## Provided data
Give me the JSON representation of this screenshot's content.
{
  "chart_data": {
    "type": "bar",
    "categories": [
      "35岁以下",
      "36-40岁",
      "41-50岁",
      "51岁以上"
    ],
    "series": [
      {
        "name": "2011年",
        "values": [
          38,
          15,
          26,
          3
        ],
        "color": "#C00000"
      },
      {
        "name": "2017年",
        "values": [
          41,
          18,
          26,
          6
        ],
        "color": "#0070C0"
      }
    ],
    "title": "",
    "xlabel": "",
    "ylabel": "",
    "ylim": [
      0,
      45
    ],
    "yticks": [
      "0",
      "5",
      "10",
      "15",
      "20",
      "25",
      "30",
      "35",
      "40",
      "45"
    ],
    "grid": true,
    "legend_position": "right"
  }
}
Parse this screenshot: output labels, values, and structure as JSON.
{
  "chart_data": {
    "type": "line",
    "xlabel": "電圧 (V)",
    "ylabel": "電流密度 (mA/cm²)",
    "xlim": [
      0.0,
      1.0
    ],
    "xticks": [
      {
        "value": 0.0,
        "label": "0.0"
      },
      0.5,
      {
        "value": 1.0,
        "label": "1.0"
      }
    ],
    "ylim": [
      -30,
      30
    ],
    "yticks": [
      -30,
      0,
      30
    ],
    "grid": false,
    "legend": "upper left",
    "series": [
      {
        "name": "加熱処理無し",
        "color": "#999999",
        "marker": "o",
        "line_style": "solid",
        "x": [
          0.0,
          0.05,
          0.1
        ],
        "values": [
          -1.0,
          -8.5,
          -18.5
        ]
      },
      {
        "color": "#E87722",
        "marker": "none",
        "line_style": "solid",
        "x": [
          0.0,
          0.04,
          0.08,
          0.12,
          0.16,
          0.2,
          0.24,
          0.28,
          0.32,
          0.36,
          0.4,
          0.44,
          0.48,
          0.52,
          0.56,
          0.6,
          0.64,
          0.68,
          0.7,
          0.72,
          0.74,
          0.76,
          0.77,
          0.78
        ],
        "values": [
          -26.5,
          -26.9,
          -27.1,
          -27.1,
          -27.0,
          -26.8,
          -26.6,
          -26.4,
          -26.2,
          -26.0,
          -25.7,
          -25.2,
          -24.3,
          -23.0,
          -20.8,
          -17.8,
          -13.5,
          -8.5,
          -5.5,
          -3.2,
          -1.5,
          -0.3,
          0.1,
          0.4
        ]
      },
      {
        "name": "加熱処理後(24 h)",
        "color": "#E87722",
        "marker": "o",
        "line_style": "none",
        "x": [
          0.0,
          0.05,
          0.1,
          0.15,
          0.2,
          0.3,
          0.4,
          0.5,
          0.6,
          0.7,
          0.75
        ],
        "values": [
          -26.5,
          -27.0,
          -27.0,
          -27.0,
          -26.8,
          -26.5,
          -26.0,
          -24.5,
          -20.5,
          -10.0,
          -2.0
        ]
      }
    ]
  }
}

## Written instruction
Copy every line in the entries above that has the string "JSON" in it.

## Expected output
Give me the JSON representation of this screenshot's content.
Parse this screenshot: output labels, values, and structure as JSON.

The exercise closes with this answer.